* _EXERCISE INSTRUCTIONS_: Show every line in the records below that contains the word "Drôme".

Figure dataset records
----------------

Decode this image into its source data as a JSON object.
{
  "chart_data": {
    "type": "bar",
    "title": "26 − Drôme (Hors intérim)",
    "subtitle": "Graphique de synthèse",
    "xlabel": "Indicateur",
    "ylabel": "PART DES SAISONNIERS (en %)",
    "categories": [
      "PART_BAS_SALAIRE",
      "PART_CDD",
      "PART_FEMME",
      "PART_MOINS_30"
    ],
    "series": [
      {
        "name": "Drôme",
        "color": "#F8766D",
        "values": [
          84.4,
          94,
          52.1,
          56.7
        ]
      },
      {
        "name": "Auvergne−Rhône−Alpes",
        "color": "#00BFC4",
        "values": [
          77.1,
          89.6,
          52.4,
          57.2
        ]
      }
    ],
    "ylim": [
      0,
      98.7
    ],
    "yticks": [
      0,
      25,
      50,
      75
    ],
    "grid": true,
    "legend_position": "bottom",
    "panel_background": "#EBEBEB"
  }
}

----------------

* _ANSWER_:
    "title": "26 − Drôme (Hors intérim)",
        "name": "Drôme",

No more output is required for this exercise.